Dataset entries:
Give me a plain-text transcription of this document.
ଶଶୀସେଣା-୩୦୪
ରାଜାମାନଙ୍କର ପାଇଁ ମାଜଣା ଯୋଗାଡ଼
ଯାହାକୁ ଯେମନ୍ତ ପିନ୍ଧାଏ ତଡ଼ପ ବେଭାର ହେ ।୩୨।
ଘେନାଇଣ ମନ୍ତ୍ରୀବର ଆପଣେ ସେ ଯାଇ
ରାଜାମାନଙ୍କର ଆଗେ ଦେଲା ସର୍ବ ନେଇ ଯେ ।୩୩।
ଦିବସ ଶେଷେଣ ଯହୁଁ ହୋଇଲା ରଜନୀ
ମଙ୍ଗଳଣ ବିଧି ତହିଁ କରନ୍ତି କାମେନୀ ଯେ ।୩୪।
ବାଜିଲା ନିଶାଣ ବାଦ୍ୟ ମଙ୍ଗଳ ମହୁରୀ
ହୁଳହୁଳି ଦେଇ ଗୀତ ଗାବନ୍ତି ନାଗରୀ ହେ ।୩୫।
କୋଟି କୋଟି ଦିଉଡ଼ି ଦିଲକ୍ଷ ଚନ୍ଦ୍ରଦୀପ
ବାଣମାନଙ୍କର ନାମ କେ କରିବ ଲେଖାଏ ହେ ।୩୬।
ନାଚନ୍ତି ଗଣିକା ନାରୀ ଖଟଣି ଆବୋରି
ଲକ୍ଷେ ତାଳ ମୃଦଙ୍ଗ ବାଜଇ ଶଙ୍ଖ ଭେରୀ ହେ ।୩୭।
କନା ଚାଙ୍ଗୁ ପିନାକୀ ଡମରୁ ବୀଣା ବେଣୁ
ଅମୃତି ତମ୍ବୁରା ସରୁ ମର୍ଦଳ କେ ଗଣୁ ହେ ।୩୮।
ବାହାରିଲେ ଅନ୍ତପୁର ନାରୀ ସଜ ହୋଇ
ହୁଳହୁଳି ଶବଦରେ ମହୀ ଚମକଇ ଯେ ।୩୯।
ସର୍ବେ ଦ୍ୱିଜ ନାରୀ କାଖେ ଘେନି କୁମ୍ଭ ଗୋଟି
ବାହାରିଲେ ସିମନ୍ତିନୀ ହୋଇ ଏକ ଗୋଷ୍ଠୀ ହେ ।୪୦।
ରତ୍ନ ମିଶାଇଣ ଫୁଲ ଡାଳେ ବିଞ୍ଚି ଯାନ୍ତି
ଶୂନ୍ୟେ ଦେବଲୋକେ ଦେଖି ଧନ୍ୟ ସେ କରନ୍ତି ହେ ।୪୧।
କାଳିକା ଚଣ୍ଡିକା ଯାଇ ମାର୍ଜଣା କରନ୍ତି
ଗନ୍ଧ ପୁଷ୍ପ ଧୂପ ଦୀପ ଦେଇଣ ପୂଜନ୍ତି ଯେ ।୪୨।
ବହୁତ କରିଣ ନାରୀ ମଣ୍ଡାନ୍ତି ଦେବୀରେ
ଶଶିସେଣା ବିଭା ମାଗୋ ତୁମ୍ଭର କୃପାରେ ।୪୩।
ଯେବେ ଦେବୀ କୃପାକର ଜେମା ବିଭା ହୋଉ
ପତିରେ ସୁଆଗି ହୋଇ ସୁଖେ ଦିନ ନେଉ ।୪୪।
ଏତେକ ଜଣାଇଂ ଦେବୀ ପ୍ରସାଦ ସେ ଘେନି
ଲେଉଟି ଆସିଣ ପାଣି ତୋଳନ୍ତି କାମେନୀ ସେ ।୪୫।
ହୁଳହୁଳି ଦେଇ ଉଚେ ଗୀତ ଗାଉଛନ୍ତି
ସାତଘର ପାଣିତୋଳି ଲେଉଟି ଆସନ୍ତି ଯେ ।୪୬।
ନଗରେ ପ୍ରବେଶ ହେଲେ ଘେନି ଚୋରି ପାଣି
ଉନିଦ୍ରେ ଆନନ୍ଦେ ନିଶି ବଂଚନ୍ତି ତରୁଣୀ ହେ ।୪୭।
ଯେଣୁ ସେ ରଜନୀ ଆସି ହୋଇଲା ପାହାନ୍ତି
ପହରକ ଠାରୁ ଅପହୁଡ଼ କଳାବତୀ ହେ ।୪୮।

WHAT YOU NEED TO DO:
Retype each record exactly, leaving nothing out.

THE COMPLETED TASK:
Give me a plain-text transcription of this document.
ଶଶୀସେଣା-୩୦୪
ରାଜାମାନଙ୍କର ପାଇଁ ମାଜଣା ଯୋଗାଡ଼
ଯାହାକୁ ଯେମନ୍ତ ପିନ୍ଧାଏ ତଡ଼ପ ବେଭାର ହେ ।୩୨।
ଘେନାଇଣ ମନ୍ତ୍ରୀବର ଆପଣେ ସେ ଯାଇ
ରାଜାମାନଙ୍କର ଆଗେ ଦେଲା ସର୍ବ ନେଇ ଯେ ।୩୩।
ଦିବସ ଶେଷେଣ ଯହୁଁ ହୋଇଲା ରଜନୀ
ମଙ୍ଗଳଣ ବିଧି ତହିଁ କରନ୍ତି କାମେନୀ ଯେ ।୩୪।
ବାଜିଲା ନିଶାଣ ବାଦ୍ୟ ମଙ୍ଗଳ ମହୁରୀ
ହୁଳହୁଳି ଦେଇ ଗୀତ ଗାବନ୍ତି ନାଗରୀ ହେ ।୩୫।
କୋଟି କୋଟି ଦିଉଡ଼ି ଦିଲକ୍ଷ ଚନ୍ଦ୍ରଦୀପ
ବାଣମାନଙ୍କର ନାମ କେ କରିବ ଲେଖାଏ ହେ ।୩୬।
ନାଚନ୍ତି ଗଣିକା ନାରୀ ଖଟଣି ଆବୋରି
ଲକ୍ଷେ ତାଳ ମୃଦଙ୍ଗ ବାଜଇ ଶଙ୍ଖ ଭେରୀ ହେ ।୩୭।
କନା ଚାଙ୍ଗୁ ପିନାକୀ ଡମରୁ ବୀଣା ବେଣୁ
ଅମୃତି ତମ୍ବୁରା ସରୁ ମର୍ଦଳ କେ ଗଣୁ ହେ ।୩୮।
ବାହାରିଲେ ଅନ୍ତପୁର ନାରୀ ସଜ ହୋଇ
ହୁଳହୁଳି ଶବଦରେ ମହୀ ଚମକଇ ଯେ ।୩୯।
ସର୍ବେ ଦ୍ୱିଜ ନାରୀ କାଖେ ଘେନି କୁମ୍ଭ ଗୋଟି
ବାହାରିଲେ ସିମନ୍ତିନୀ ହୋଇ ଏକ ଗୋଷ୍ଠୀ ହେ ।୪୦।
ରତ୍ନ ମିଶାଇଣ ଫୁଲ ଡାଳେ ବିଞ୍ଚି ଯାନ୍ତି
ଶୂନ୍ୟେ ଦେବଲୋକେ ଦେଖି ଧନ୍ୟ ସେ କରନ୍ତି ହେ ।୪୧।
କାଳିକା ଚଣ୍ଡିକା ଯାଇ ମାର୍ଜଣା କରନ୍ତି
ଗନ୍ଧ ପୁଷ୍ପ ଧୂପ ଦୀପ ଦେଇଣ ପୂଜନ୍ତି ଯେ ।୪୨।
ବହୁତ କରିଣ ନାରୀ ମଣ୍ଡାନ୍ତି ଦେବୀରେ
ଶଶିସେଣା ବିଭା ମାଗୋ ତୁମ୍ଭର କୃପାରେ ।୪୩।
ଯେବେ ଦେବୀ କୃପାକର ଜେମା ବିଭା ହୋଉ
ପତିରେ ସୁଆଗି ହୋଇ ସୁଖେ ଦିନ ନେଉ ।୪୪।
ଏତେକ ଜଣାଇଂ ଦେବୀ ପ୍ରସାଦ ସେ ଘେନି
ଲେଉଟି ଆସିଣ ପାଣି ତୋଳନ୍ତି କାମେନୀ ସେ ।୪୫।
ହୁଳହୁଳି ଦେଇ ଉଚେ ଗୀତ ଗାଉଛନ୍ତି
ସାତଘର ପାଣିତୋଳି ଲେଉଟି ଆସନ୍ତି ଯେ ।୪୬।
ନଗରେ ପ୍ରବେଶ ହେଲେ ଘେନି ଚୋରି ପାଣି
ଉନିଦ୍ରେ ଆନନ୍ଦେ ନିଶି ବଂଚନ୍ତି ତରୁଣୀ ହେ ।୪୭।
ଯେଣୁ ସେ ରଜନୀ ଆସି ହୋଇଲା ପାହାନ୍ତି
ପହରକ ଠାରୁ ଅପହୁଡ଼ କଳାବତୀ ହେ ।୪୮।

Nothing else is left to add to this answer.